## Begin Information shown

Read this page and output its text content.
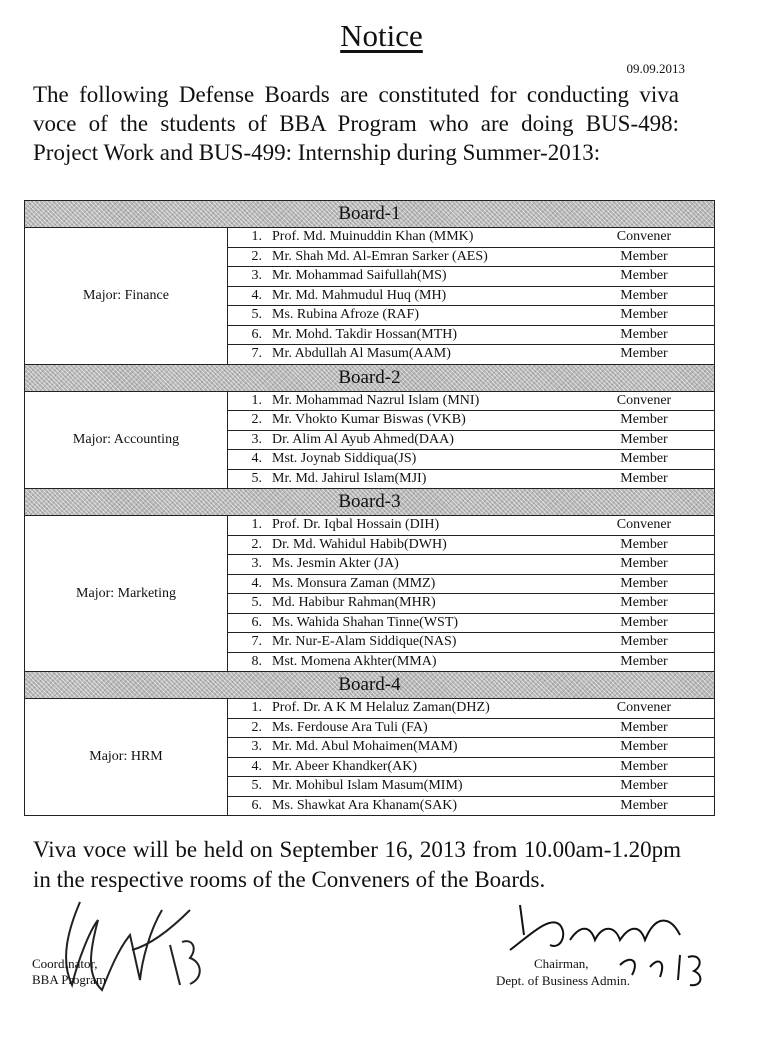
Notice
09.09.2013
The following Defense Boards are constituted for conducting viva voce of the students of BBA Program who are doing BUS-498: Project Work and BUS-499: Internship during Summer-2013:
Board-1	
Major: Finance	1. Prof. Md. Muinuddin Khan (MMK) Convener
	2. Mr. Shah Md. Al-Emran Sarker (AES) Member
	3. Mr. Mohammad Saifullah(MS) Member
	4. Mr. Md. Mahmudul Huq (MH) Member
	5. Ms. Rubina Afroze (RAF) Member
	6. Mr. Mohd. Takdir Hossan(MTH) Member
	7. Mr. Abdullah Al Masum(AAM) Member
Board-2	
Major: Accounting	1. Mr. Mohammad Nazrul Islam (MNI) Convener
	2. Mr. Vhokto Kumar Biswas (VKB) Member
	3. Dr. Alim Al Ayub Ahmed(DAA) Member
	4. Mst. Joynab Siddiqua(JS) Member
	5. Mr. Md. Jahirul Islam(MJI) Member
Board-3	
Major: Marketing	1. Prof. Dr. Iqbal Hossain (DIH) Convener
	2. Dr. Md. Wahidul Habib(DWH) Member
	3. Ms. Jesmin Akter (JA) Member
	4. Ms. Monsura Zaman (MMZ) Member
	5. Md. Habibur Rahman(MHR) Member
	6. Ms. Wahida Shahan Tinne(WST) Member
	7. Mr. Nur-E-Alam Siddique(NAS) Member
	8. Mst. Momena Akhter(MMA) Member
Board-4	
Major: HRM	1. Prof. Dr. A K M Helaluz Zaman(DHZ) Convener
	2. Ms. Ferdouse Ara Tuli (FA) Member
	3. Mr. Md. Abul Mohaimen(MAM) Member
	4. Mr. Abeer Khandker(AK) Member
	5. Mr. Mohibul Islam Masum(MIM) Member
	6. Ms. Shawkat Ara Khanam(SAK) Member
Viva voce will be held on September 16, 2013 from 10.00am-1.20pm in the respective rooms of the Conveners of the Boards.
Coordinator,
BBA Program
Chairman,
Dept. of Business Admin.
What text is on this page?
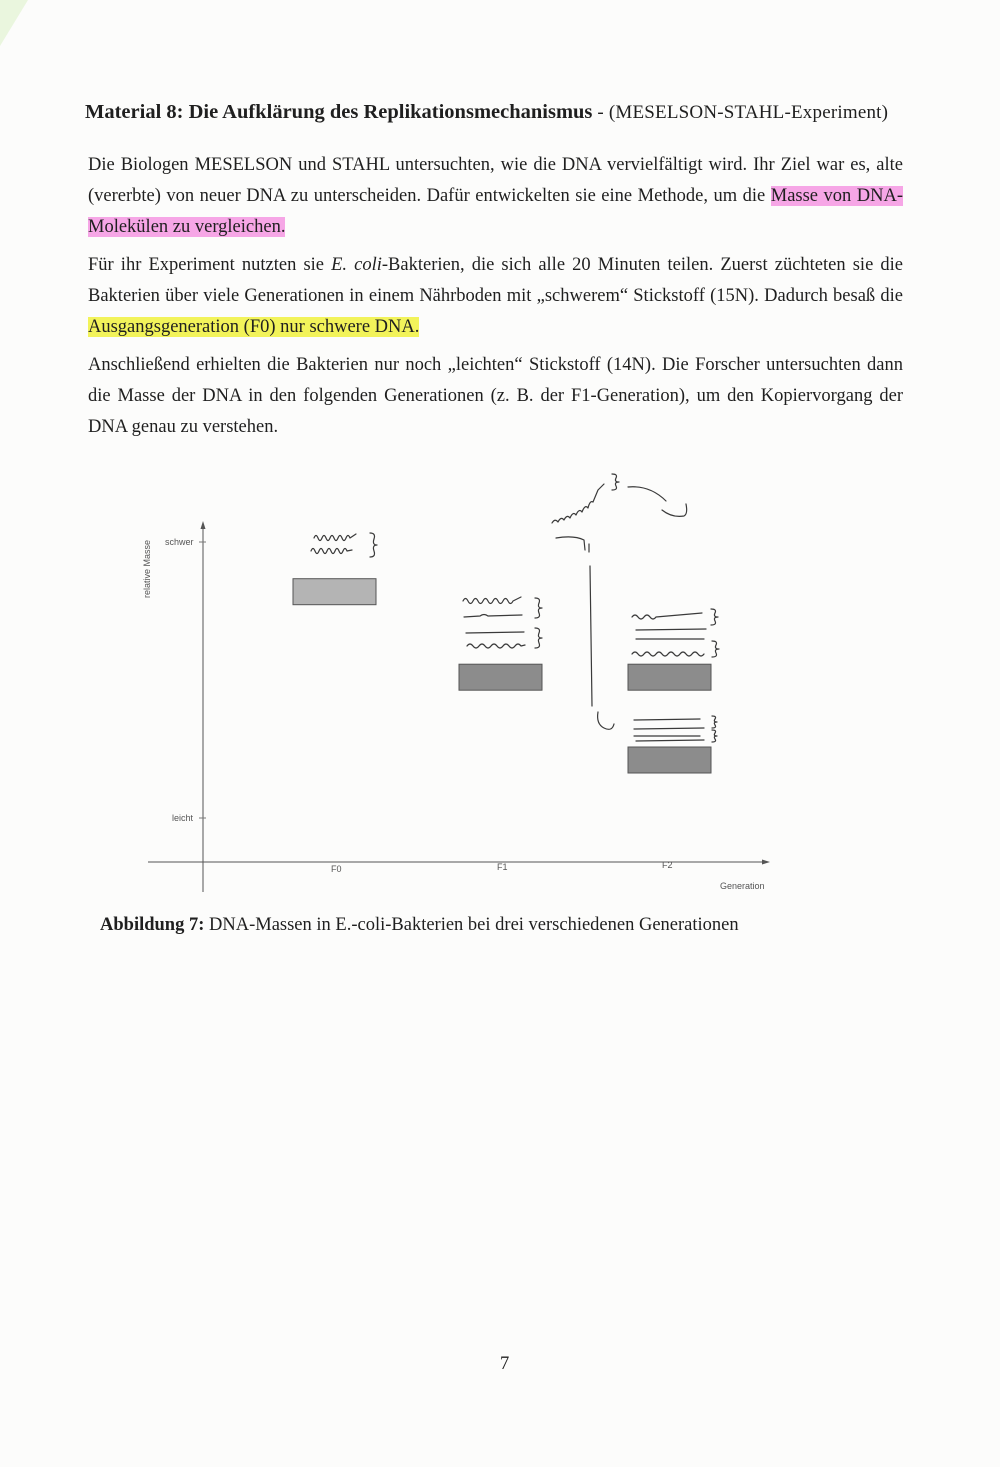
Material 8: Die Aufklärung des Replikationsmechanismus - (MESELSON-STAHL-Experiment)
Die Biologen MESELSON und STAHL untersuchten, wie die DNA vervielfältigt wird. Ihr Ziel war es, alte (vererbte) von neuer DNA zu unterscheiden. Dafür entwickelten sie eine Methode, um die Masse von DNA-Molekülen zu vergleichen.
Für ihr Experiment nutzten sie E. coli-Bakterien, die sich alle 20 Minuten teilen. Zuerst züchteten sie die Bakterien über viele Generationen in einem Nährboden mit „schwerem“ Stickstoff (15N). Dadurch besaß die Ausgangsgeneration (F0) nur schwere DNA.
Anschließend erhielten die Bakterien nur noch „leichten“ Stickstoff (14N). Die Forscher untersuchten dann die Masse der DNA in den folgenden Generationen (z. B. der F1-Generation), um den Kopiervorgang der DNA genau zu verstehen.
relative Masse schwer
leicht
F0	F1	F2
Generation
Abbildung 7: DNA-Massen in E.-coli-Bakterien bei drei verschiedenen Generationen
7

## End Information shown

Take every line from the records above that has the word "coli" and copy it.

Für ihr Experiment nutzten sie E. coli-Bakterien, die sich alle 20 Minuten teilen. Zuerst züchteten sie die Bakterien über viele Generationen in einem Nährboden mit „schwerem“ Stickstoff (15N). Dadurch besaß die Ausgangsgeneration (F0) nur schwere DNA.
Abbildung 7: DNA-Massen in E.-coli-Bakterien bei drei verschiedenen Generationen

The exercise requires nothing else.